== DATA SUPPLIED ==
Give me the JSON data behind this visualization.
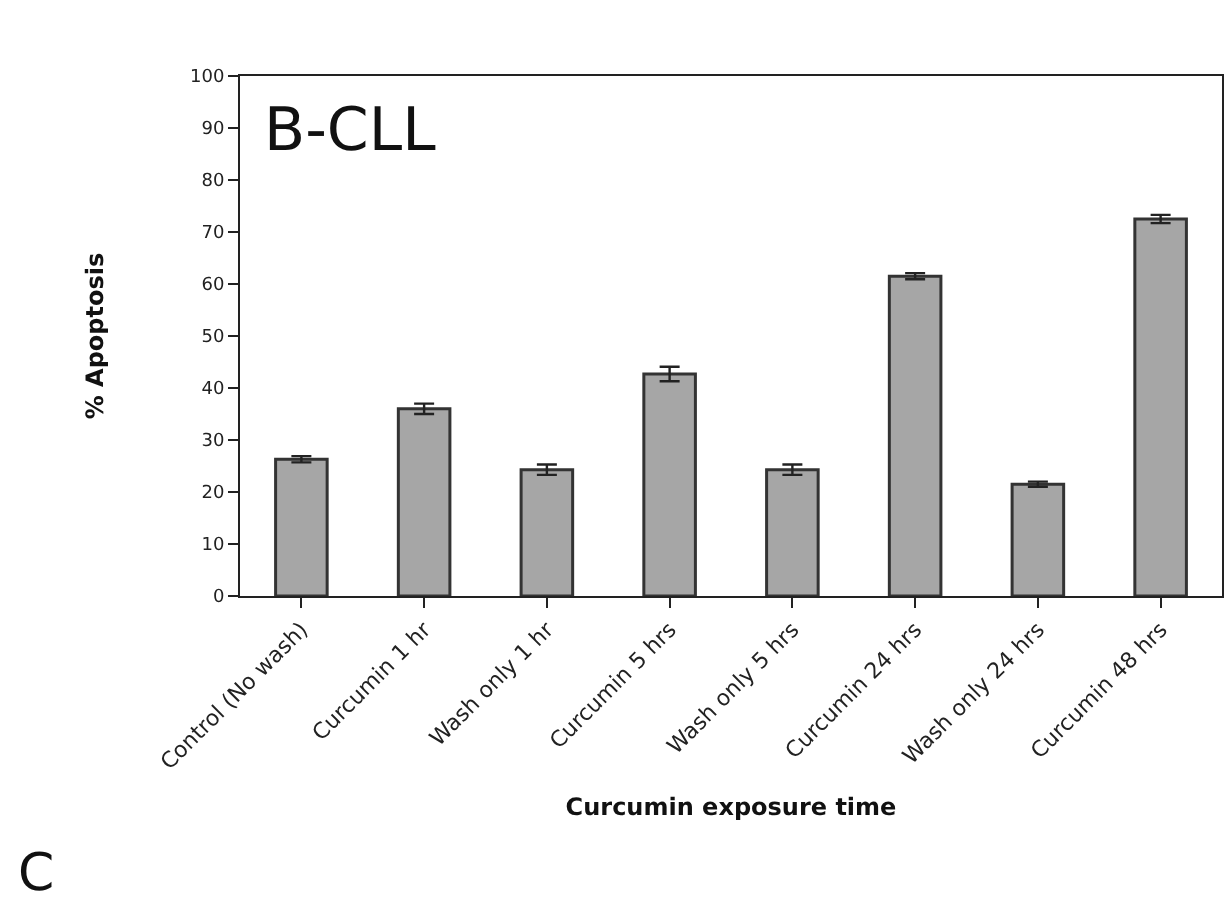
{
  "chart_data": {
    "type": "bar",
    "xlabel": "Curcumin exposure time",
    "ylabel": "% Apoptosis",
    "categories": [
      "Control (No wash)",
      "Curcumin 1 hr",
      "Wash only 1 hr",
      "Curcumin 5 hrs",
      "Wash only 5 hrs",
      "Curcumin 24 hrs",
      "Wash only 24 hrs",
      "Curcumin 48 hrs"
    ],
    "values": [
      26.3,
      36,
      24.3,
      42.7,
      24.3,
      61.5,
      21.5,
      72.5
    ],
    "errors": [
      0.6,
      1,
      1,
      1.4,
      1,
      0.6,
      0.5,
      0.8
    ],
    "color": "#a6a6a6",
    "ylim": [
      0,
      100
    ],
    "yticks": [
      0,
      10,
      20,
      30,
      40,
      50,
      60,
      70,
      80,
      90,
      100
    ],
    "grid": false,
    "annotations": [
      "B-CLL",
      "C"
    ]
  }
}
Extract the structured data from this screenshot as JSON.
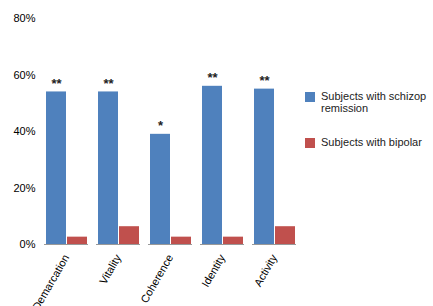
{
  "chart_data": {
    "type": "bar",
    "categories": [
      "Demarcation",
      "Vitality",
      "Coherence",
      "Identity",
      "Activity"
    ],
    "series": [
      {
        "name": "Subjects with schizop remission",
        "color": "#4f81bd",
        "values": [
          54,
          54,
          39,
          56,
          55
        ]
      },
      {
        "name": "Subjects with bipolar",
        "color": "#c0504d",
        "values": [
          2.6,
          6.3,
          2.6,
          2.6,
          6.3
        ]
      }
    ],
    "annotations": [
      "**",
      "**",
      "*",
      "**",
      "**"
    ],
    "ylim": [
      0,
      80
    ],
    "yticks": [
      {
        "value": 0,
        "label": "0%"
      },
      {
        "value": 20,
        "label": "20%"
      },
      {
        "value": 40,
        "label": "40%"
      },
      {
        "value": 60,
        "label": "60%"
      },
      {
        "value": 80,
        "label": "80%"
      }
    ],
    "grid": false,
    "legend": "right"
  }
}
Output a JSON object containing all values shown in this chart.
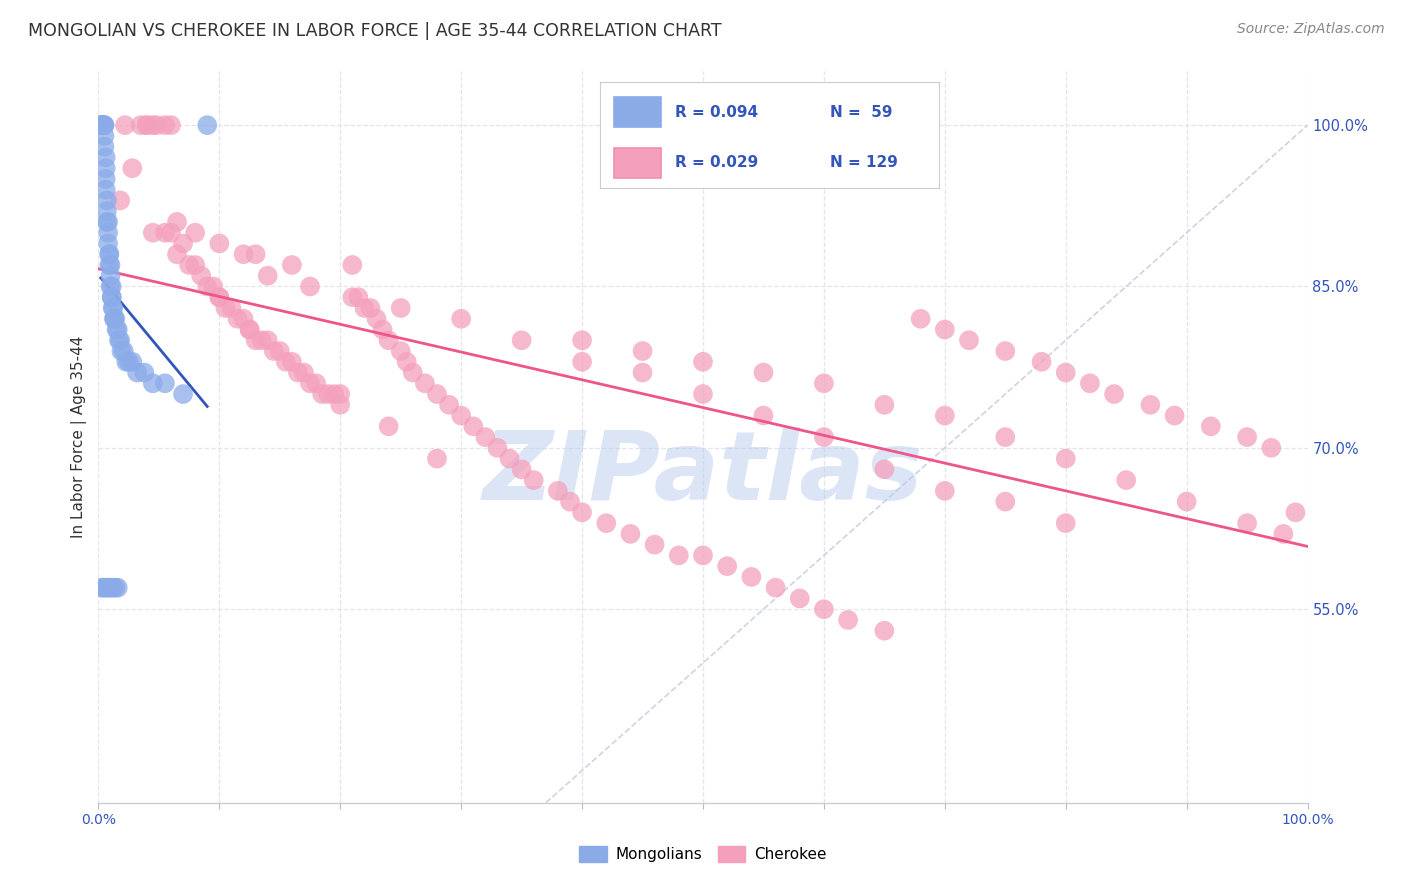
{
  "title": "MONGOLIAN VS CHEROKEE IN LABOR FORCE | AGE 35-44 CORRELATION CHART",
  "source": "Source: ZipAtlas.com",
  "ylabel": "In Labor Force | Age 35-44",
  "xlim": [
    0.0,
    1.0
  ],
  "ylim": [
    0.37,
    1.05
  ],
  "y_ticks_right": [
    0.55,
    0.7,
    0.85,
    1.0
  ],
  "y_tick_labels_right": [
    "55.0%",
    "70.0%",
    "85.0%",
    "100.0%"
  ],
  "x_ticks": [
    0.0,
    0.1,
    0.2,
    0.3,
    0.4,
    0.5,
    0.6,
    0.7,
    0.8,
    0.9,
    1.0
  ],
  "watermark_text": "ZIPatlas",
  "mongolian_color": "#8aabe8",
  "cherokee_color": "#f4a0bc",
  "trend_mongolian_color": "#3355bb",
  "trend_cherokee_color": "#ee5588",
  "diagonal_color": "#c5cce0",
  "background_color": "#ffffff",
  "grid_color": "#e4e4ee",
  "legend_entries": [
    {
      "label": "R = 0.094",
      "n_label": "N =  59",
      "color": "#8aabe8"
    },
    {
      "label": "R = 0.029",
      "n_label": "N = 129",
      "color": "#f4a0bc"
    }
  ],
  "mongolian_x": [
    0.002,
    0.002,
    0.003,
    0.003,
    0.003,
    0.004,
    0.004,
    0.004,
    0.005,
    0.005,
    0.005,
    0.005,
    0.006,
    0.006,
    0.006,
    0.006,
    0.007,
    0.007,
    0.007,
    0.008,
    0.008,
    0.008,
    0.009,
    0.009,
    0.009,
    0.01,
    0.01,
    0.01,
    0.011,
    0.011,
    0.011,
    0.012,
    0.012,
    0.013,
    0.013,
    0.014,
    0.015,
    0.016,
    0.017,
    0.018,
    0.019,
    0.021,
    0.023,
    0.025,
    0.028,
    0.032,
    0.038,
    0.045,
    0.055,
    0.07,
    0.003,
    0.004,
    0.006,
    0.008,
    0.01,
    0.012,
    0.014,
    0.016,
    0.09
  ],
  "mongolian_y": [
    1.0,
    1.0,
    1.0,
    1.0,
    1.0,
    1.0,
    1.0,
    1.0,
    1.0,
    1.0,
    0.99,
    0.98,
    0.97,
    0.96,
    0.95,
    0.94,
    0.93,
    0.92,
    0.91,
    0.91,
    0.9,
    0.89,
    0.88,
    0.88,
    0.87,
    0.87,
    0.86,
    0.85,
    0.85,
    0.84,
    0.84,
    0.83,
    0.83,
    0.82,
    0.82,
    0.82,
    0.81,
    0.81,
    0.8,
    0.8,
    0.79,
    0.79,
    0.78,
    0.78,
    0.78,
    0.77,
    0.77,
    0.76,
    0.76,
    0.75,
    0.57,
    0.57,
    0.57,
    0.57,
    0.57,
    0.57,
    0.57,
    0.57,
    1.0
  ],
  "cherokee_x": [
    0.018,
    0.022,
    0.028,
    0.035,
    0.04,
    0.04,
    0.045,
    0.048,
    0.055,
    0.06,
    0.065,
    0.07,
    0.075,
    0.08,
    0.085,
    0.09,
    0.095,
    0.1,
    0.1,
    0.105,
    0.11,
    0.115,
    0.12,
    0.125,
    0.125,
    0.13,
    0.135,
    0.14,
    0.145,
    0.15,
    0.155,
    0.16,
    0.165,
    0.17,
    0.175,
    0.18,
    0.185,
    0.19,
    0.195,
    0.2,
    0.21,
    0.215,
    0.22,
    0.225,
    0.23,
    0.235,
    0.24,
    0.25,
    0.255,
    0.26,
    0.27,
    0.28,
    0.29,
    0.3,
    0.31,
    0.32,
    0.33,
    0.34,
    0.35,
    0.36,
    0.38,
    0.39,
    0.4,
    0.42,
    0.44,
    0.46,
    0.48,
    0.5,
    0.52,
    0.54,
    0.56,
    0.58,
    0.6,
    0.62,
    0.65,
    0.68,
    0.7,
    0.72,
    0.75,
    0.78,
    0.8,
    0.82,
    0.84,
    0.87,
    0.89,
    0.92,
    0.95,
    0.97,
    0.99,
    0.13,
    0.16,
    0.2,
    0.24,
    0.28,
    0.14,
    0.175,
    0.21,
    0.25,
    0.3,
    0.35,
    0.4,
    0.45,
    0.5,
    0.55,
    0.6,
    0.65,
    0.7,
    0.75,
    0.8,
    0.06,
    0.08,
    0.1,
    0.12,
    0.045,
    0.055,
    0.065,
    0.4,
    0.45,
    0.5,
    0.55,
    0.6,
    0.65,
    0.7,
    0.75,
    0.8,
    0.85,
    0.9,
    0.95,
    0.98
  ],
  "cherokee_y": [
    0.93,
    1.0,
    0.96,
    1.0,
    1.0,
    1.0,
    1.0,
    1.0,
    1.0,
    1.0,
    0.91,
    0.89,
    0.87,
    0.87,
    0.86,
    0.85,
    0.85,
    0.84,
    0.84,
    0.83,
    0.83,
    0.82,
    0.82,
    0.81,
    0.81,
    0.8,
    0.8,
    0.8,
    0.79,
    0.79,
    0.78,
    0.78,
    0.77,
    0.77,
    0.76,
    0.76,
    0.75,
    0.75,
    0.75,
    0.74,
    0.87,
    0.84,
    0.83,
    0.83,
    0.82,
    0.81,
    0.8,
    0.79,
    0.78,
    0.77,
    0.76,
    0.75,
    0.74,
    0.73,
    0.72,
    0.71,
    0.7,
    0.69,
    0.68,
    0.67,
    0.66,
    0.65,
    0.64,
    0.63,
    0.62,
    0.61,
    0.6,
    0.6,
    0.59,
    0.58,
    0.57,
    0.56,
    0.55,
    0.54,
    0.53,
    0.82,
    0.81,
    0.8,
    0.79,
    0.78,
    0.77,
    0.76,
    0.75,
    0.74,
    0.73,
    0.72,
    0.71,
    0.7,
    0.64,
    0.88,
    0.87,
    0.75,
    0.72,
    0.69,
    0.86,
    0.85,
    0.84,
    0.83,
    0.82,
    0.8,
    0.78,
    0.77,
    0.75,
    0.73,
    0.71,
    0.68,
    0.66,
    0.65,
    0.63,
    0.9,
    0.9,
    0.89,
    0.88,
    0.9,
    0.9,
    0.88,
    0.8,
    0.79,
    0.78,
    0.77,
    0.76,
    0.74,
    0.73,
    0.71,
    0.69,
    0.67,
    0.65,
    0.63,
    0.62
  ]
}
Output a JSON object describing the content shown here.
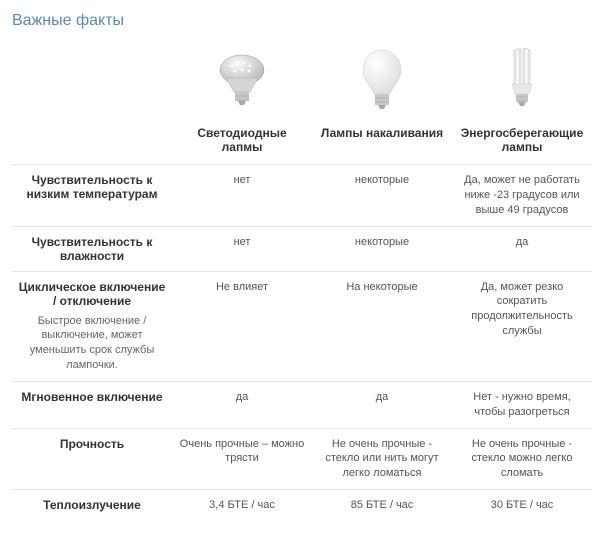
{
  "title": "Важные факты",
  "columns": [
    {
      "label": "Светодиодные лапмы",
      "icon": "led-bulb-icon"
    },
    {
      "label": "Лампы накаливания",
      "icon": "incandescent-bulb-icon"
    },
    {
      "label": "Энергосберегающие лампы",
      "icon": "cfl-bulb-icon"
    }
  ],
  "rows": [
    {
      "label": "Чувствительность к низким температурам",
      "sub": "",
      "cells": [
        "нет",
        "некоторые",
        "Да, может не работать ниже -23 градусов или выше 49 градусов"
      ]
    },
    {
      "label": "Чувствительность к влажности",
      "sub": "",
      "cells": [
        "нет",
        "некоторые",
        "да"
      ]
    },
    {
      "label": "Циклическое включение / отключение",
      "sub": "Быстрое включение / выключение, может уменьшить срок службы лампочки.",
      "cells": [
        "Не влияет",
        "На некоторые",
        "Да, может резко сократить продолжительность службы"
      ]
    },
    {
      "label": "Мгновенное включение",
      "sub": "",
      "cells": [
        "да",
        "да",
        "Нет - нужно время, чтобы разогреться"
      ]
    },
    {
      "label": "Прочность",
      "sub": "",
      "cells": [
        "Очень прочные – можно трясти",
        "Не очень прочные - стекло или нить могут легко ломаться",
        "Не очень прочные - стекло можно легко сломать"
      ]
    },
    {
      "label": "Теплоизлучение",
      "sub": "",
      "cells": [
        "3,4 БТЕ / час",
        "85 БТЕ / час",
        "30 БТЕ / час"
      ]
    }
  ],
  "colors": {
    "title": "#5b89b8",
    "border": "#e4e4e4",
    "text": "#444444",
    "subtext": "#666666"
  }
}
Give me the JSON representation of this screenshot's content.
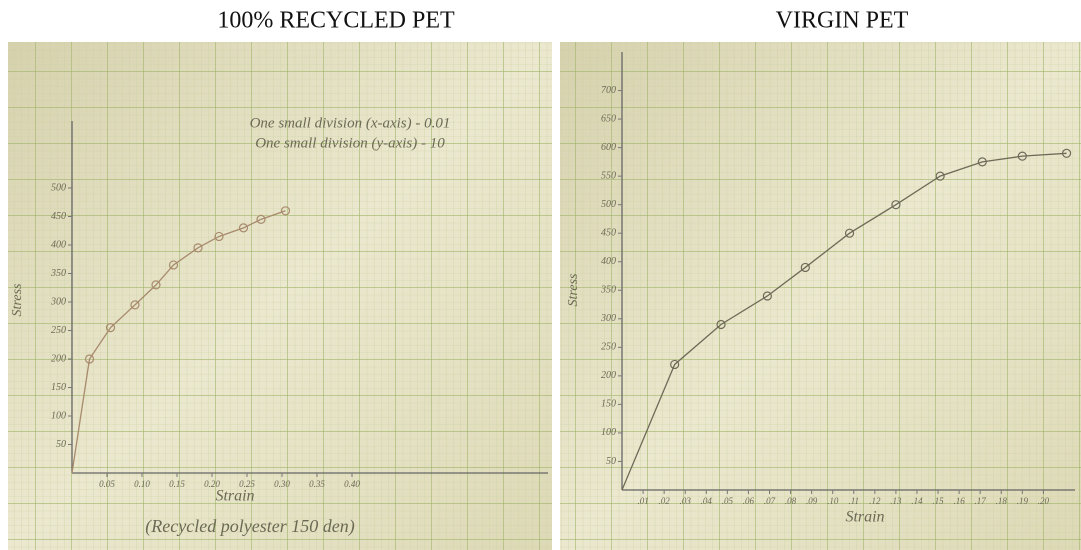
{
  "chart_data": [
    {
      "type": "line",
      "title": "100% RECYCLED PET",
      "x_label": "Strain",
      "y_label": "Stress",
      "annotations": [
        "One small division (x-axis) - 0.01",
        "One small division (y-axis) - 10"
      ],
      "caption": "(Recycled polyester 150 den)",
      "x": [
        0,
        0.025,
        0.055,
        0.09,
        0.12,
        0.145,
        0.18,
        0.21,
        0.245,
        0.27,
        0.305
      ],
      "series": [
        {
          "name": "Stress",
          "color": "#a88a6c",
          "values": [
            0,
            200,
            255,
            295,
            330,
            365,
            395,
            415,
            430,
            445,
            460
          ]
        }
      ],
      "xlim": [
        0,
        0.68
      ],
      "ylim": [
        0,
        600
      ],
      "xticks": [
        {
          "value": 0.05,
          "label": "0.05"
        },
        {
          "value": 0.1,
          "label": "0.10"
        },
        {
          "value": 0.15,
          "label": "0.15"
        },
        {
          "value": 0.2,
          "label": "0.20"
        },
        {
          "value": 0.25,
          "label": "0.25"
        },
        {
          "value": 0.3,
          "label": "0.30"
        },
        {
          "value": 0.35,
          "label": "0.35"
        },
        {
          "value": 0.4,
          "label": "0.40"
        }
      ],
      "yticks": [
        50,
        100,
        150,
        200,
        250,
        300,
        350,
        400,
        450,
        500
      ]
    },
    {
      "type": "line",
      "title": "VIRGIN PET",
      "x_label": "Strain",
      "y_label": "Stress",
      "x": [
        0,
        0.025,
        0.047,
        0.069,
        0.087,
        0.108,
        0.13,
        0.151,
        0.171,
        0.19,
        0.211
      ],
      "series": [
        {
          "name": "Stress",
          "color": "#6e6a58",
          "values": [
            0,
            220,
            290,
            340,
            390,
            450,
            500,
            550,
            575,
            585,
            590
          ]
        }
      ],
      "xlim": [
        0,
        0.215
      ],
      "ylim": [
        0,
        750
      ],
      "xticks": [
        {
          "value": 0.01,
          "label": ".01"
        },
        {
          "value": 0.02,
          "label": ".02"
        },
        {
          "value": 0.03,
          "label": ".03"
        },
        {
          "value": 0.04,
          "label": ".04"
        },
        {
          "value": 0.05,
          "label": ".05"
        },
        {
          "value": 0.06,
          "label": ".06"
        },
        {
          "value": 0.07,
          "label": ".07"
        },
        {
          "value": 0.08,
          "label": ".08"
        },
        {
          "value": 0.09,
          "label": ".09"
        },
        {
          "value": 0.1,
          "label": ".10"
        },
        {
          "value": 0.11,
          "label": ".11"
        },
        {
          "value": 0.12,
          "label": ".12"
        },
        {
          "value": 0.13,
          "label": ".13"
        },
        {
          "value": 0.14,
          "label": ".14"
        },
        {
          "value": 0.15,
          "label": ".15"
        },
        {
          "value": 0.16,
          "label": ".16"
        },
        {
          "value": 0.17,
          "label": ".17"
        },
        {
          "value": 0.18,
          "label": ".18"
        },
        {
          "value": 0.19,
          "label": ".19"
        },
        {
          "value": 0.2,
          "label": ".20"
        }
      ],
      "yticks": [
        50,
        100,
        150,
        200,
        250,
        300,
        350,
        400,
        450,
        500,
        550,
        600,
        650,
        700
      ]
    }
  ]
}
===
### YOUR INSTRUCTIONS
Locate the word "name" in the entries, and copy every line where it is found.

### EXERCISE OUTPUT
        "name": "Subjects with schizop remission",
        "name": "Subjects with bipolar",
          "name": "Stress",
          "name": "Stress",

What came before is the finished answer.